PROBLEM TO WORK ON:
Your task is to extract every entry that follows word for word while excluding the pictures.

Entries from a visual dataset:
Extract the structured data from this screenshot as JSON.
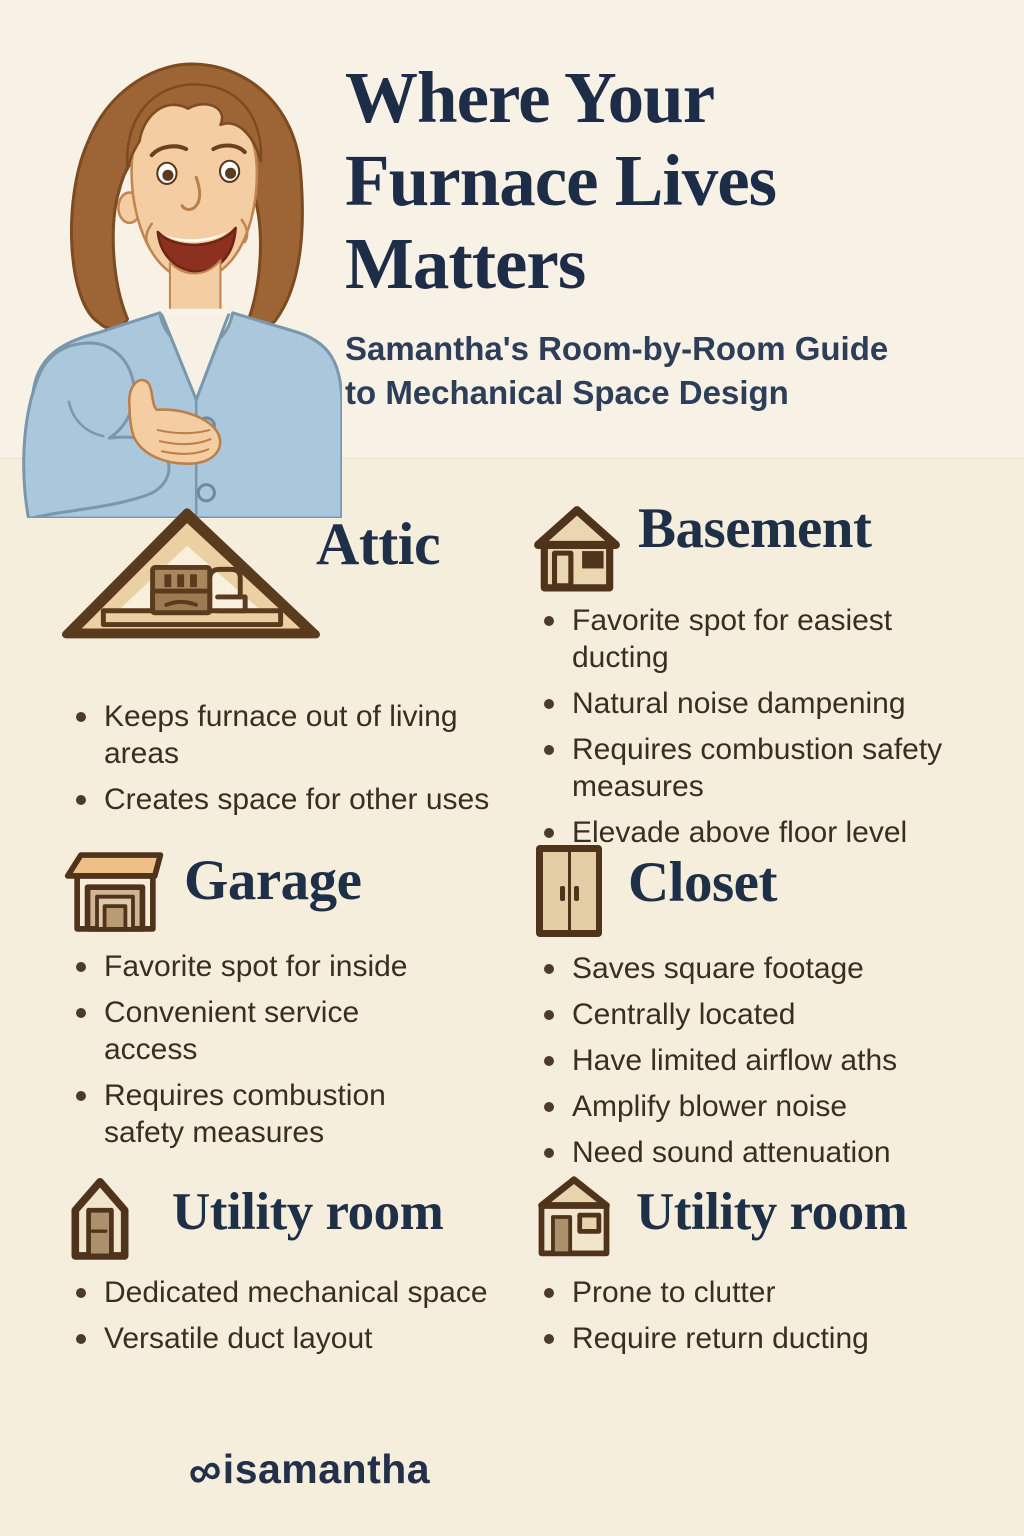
{
  "page": {
    "title": "Where Your Furnace Lives Matters",
    "title_lines": [
      "Where Your",
      "Furnace Lives",
      "Matters"
    ],
    "subtitle": "Samantha's Room-by-Room Guide to Mechanical Space Design",
    "subtitle_lines": [
      "Samantha's Room-by-Room Guide",
      "to Mechanical Space Design"
    ]
  },
  "illustration": {
    "name": "samantha-presenter-illustration",
    "description": "smiling woman with brown shoulder-length hair wearing a light blue cardigan over a white top, gesturing with an open hand"
  },
  "sections": [
    {
      "id": "attic",
      "heading": "Attic",
      "icon": "attic-cutaway-house-icon",
      "bullets": [
        "Keeps furnace out of living areas",
        "Creates space for other uses"
      ]
    },
    {
      "id": "basement",
      "heading": "Basement",
      "icon": "house-door-window-icon",
      "bullets": [
        "Favorite spot for easiest ducting",
        "Natural noise dampening",
        "Requires combustion safety measures",
        "Elevade above floor level"
      ]
    },
    {
      "id": "garage",
      "heading": "Garage",
      "icon": "garage-icon",
      "bullets": [
        "Favorite spot for inside",
        "Convenient service access",
        "Requires combustion safety measures"
      ]
    },
    {
      "id": "closet",
      "heading": "Closet",
      "icon": "closet-double-doors-icon",
      "bullets": [
        "Saves square footage",
        "Centrally located",
        "Have limited airflow aths",
        "Amplify blower noise",
        "Need sound attenuation"
      ]
    },
    {
      "id": "utility-room-left",
      "heading": "Utility room",
      "icon": "narrow-house-door-icon",
      "bullets": [
        "Dedicated mechanical space",
        "Versatile duct layout"
      ]
    },
    {
      "id": "utility-room-right",
      "heading": "Utility room",
      "icon": "house-door-window-icon",
      "bullets": [
        "Prone to clutter",
        "Require return ducting"
      ]
    }
  ],
  "footer": {
    "logo_icon": "infinity-loop-icon",
    "logo_mark": "∞",
    "brand": "isamantha"
  },
  "colors": {
    "background_top": "#f8f1e6",
    "background_bottom": "#f6eedd",
    "heading_navy": "#1e3048",
    "body_text": "#3a2e22",
    "bullet_dot": "#4c3b29",
    "icon_outline": "#54371d",
    "icon_fill": "#ead7b2",
    "roof_orange": "#eec085",
    "cardigan_blue": "#abc7db",
    "skin": "#f4cda2",
    "hair_brown": "#9d6535"
  }
}
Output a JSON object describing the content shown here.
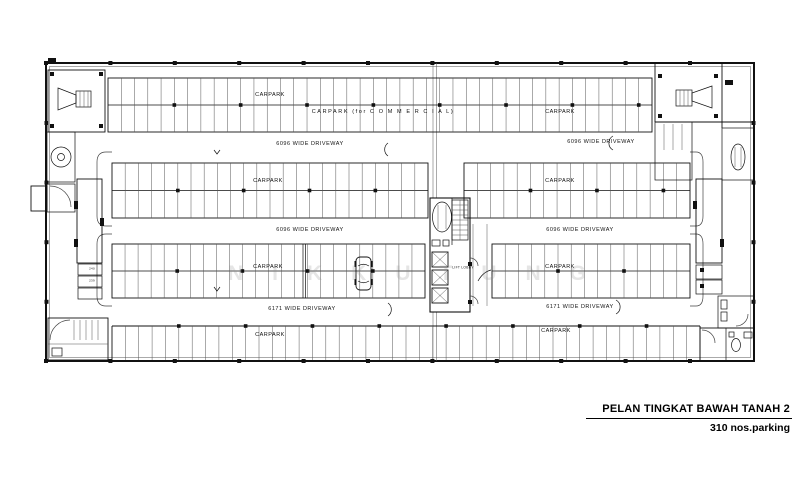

WORKED SOLUTION:
Extract the structured data from this screenshot as JSON.
{
  "page": {
    "title": "Where Your Furnace Lives Matters",
    "title_lines": [
      "Where Your",
      "Furnace Lives",
      "Matters"
    ],
    "subtitle": "Samantha's Room-by-Room Guide to Mechanical Space Design",
    "subtitle_lines": [
      "Samantha's Room-by-Room Guide",
      "to Mechanical Space Design"
    ]
  },
  "illustration": {
    "name": "samantha-presenter-illustration",
    "description": "smiling woman with brown shoulder-length hair wearing a light blue cardigan over a white top, gesturing with an open hand"
  },
  "sections": [
    {
      "id": "attic",
      "heading": "Attic",
      "icon": "attic-cutaway-house-icon",
      "bullets": [
        "Keeps furnace out of living areas",
        "Creates space for other uses"
      ]
    },
    {
      "id": "basement",
      "heading": "Basement",
      "icon": "house-door-window-icon",
      "bullets": [
        "Favorite spot for easiest ducting",
        "Natural noise dampening",
        "Requires combustion safety measures",
        "Elevade above floor level"
      ]
    },
    {
      "id": "garage",
      "heading": "Garage",
      "icon": "garage-icon",
      "bullets": [
        "Favorite spot for inside",
        "Convenient service access",
        "Requires combustion safety measures"
      ]
    },
    {
      "id": "closet",
      "heading": "Closet",
      "icon": "closet-double-doors-icon",
      "bullets": [
        "Saves square footage",
        "Centrally located",
        "Have limited airflow aths",
        "Amplify blower noise",
        "Need sound attenuation"
      ]
    },
    {
      "id": "utility-room-left",
      "heading": "Utility room",
      "icon": "narrow-house-door-icon",
      "bullets": [
        "Dedicated mechanical space",
        "Versatile duct layout"
      ]
    },
    {
      "id": "utility-room-right",
      "heading": "Utility room",
      "icon": "house-door-window-icon",
      "bullets": [
        "Prone to clutter",
        "Require return ducting"
      ]
    }
  ],
  "footer": {
    "logo_icon": "infinity-loop-icon",
    "logo_mark": "∞",
    "brand": "isamantha"
  },
  "colors": {
    "background_top": "#f8f1e6",
    "background_bottom": "#f6eedd",
    "heading_navy": "#1e3048",
    "body_text": "#3a2e22",
    "bullet_dot": "#4c3b29",
    "icon_outline": "#54371d",
    "icon_fill": "#ead7b2",
    "roof_orange": "#eec085",
    "cardigan_blue": "#abc7db",
    "skin": "#f4cda2",
    "hair_brown": "#9d6535"
  }
}
Output a JSON object describing the content shown here.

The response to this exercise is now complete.